§ CHALLENGE
In the listing that follows, count each line containing the string "전자결재" and report only the count.

§ DATA PROVIDED

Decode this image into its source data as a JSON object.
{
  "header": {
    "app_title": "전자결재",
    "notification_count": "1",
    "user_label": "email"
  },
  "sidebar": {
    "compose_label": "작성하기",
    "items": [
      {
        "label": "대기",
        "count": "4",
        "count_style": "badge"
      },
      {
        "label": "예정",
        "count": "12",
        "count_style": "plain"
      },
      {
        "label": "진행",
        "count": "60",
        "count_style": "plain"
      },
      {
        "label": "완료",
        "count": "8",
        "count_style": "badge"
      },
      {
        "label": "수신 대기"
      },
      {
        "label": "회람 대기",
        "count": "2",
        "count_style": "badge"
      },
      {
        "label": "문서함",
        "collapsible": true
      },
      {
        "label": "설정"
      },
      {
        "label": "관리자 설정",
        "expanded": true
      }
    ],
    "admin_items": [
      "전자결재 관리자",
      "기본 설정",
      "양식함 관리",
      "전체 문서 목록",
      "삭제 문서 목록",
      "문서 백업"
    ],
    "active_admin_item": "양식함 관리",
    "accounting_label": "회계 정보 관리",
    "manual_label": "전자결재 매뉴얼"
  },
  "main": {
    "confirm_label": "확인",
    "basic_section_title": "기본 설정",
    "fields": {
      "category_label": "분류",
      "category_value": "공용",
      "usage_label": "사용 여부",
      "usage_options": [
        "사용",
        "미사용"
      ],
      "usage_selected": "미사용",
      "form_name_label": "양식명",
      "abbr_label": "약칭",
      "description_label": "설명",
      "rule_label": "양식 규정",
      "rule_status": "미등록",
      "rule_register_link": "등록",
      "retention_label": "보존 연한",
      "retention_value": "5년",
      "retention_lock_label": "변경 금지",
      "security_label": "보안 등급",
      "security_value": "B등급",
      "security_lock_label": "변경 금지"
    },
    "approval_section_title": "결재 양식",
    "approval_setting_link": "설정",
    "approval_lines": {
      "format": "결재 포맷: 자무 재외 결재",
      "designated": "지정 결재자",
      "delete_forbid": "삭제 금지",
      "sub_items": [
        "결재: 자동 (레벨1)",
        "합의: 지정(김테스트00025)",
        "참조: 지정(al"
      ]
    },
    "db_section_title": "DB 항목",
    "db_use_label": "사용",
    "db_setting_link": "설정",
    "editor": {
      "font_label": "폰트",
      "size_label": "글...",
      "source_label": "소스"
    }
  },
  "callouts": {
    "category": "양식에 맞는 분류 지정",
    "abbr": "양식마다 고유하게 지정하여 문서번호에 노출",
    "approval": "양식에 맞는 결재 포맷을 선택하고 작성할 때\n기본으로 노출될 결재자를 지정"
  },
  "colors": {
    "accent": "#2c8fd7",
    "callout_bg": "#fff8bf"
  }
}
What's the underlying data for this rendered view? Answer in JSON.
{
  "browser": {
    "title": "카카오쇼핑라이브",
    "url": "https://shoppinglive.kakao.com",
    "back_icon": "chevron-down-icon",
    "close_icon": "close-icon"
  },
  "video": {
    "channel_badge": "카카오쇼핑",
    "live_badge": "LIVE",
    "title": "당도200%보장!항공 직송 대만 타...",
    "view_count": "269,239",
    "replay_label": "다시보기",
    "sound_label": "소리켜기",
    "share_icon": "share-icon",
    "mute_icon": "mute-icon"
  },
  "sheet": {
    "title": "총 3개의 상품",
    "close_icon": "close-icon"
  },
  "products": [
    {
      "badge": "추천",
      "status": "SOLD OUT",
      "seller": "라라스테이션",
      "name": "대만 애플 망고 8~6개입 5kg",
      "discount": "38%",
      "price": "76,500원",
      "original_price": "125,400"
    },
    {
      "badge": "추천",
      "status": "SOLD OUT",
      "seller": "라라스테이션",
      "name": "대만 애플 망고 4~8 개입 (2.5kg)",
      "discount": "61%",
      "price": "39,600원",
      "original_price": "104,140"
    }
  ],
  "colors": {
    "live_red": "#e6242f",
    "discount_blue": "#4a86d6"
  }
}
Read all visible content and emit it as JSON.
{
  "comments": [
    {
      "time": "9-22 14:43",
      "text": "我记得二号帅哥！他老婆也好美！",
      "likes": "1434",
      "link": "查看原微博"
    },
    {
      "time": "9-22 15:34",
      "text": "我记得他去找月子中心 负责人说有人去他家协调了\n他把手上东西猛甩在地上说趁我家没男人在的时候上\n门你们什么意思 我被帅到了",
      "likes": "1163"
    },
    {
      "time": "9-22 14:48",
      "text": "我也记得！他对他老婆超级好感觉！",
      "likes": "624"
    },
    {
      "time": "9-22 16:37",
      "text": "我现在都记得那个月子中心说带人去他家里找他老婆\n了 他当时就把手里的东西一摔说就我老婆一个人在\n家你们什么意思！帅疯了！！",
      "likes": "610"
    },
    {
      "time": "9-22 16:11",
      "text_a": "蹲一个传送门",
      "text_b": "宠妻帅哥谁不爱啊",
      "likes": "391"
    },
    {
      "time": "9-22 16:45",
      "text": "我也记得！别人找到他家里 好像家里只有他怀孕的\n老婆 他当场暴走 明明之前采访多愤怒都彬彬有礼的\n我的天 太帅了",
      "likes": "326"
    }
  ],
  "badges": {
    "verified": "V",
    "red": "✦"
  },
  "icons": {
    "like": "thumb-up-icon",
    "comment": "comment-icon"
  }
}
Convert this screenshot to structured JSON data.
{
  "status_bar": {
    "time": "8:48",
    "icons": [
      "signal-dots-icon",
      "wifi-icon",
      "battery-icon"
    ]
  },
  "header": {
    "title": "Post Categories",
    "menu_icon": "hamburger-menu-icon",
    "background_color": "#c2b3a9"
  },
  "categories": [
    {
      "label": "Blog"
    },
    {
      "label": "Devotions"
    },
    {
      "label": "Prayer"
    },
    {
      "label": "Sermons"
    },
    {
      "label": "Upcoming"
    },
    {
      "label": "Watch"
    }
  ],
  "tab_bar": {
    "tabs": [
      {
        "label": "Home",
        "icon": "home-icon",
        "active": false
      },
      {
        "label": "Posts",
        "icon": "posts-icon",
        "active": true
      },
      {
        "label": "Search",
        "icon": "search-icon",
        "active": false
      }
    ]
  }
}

§ ANSWER BELOW
3